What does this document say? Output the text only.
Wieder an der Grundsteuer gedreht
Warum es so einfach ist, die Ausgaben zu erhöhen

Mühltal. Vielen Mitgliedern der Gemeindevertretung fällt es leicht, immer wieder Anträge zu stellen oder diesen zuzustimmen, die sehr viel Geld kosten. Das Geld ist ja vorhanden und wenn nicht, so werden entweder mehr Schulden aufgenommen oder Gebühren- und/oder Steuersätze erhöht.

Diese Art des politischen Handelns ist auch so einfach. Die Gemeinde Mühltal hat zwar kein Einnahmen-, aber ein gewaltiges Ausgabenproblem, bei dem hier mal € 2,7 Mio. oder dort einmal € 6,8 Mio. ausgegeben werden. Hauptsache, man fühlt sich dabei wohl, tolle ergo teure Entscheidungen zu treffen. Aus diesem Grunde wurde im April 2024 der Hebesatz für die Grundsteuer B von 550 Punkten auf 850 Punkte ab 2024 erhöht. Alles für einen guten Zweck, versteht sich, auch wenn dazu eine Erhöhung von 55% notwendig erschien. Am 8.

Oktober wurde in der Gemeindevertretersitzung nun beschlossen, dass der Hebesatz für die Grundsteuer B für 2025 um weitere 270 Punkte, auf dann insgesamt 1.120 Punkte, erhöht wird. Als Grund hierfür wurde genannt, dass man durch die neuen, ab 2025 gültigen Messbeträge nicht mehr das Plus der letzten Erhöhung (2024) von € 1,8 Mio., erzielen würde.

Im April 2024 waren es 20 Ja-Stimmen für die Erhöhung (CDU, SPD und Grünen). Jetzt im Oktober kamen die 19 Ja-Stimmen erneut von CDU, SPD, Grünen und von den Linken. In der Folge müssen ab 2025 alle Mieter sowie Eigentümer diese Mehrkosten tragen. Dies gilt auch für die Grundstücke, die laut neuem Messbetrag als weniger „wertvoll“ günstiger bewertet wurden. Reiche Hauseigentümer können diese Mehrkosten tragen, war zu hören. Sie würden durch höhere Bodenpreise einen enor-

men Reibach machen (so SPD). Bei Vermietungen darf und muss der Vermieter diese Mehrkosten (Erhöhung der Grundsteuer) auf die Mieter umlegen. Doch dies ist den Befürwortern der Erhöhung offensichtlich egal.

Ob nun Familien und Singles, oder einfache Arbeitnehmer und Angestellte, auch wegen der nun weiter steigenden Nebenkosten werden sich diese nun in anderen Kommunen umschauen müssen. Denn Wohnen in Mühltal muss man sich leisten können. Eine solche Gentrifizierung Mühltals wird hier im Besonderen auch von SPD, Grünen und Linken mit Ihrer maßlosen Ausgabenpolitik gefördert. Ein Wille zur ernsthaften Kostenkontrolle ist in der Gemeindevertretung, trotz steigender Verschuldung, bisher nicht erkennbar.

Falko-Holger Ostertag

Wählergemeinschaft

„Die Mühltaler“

WHAT THIS TASK INVOLVES - Once you have read the entries, repeat them all exactly.

RESULT OF THIS TASK -
What does this document say? Output the text only.
Wieder an der Grundsteuer gedreht
Warum es so einfach ist, die Ausgaben zu erhöhen

Mühltal. Vielen Mitgliedern der Gemeindevertretung fällt es leicht, immer wieder Anträge zu stellen oder diesen zuzustimmen, die sehr viel Geld kosten. Das Geld ist ja vorhanden und wenn nicht, so werden entweder mehr Schulden aufgenommen oder Gebühren- und/oder Steuersätze erhöht.

Diese Art des politischen Handelns ist auch so einfach. Die Gemeinde Mühltal hat zwar kein Einnahmen-, aber ein gewaltiges Ausgabenproblem, bei dem hier mal € 2,7 Mio. oder dort einmal € 6,8 Mio. ausgegeben werden. Hauptsache, man fühlt sich dabei wohl, tolle ergo teure Entscheidungen zu treffen. Aus diesem Grunde wurde im April 2024 der Hebesatz für die Grundsteuer B von 550 Punkten auf 850 Punkte ab 2024 erhöht. Alles für einen guten Zweck, versteht sich, auch wenn dazu eine Erhöhung von 55% notwendig erschien. Am 8.

Oktober wurde in der Gemeindevertretersitzung nun beschlossen, dass der Hebesatz für die Grundsteuer B für 2025 um weitere 270 Punkte, auf dann insgesamt 1.120 Punkte, erhöht wird. Als Grund hierfür wurde genannt, dass man durch die neuen, ab 2025 gültigen Messbeträge nicht mehr das Plus der letzten Erhöhung (2024) von € 1,8 Mio., erzielen würde.

Im April 2024 waren es 20 Ja-Stimmen für die Erhöhung (CDU, SPD und Grünen). Jetzt im Oktober kamen die 19 Ja-Stimmen erneut von CDU, SPD, Grünen und von den Linken. In der Folge müssen ab 2025 alle Mieter sowie Eigentümer diese Mehrkosten tragen. Dies gilt auch für die Grundstücke, die laut neuem Messbetrag als weniger „wertvoll“ günstiger bewertet wurden. Reiche Hauseigentümer können diese Mehrkosten tragen, war zu hören. Sie würden durch höhere Bodenpreise einen enor-

men Reibach machen (so SPD). Bei Vermietungen darf und muss der Vermieter diese Mehrkosten (Erhöhung der Grundsteuer) auf die Mieter umlegen. Doch dies ist den Befürwortern der Erhöhung offensichtlich egal.

Ob nun Familien und Singles, oder einfache Arbeitnehmer und Angestellte, auch wegen der nun weiter steigenden Nebenkosten werden sich diese nun in anderen Kommunen umschauen müssen. Denn Wohnen in Mühltal muss man sich leisten können. Eine solche Gentrifizierung Mühltals wird hier im Besonderen auch von SPD, Grünen und Linken mit Ihrer maßlosen Ausgabenpolitik gefördert. Ein Wille zur ernsthaften Kostenkontrolle ist in der Gemeindevertretung, trotz steigender Verschuldung, bisher nicht erkennbar.

Falko-Holger Ostertag

Wählergemeinschaft

„Die Mühltaler“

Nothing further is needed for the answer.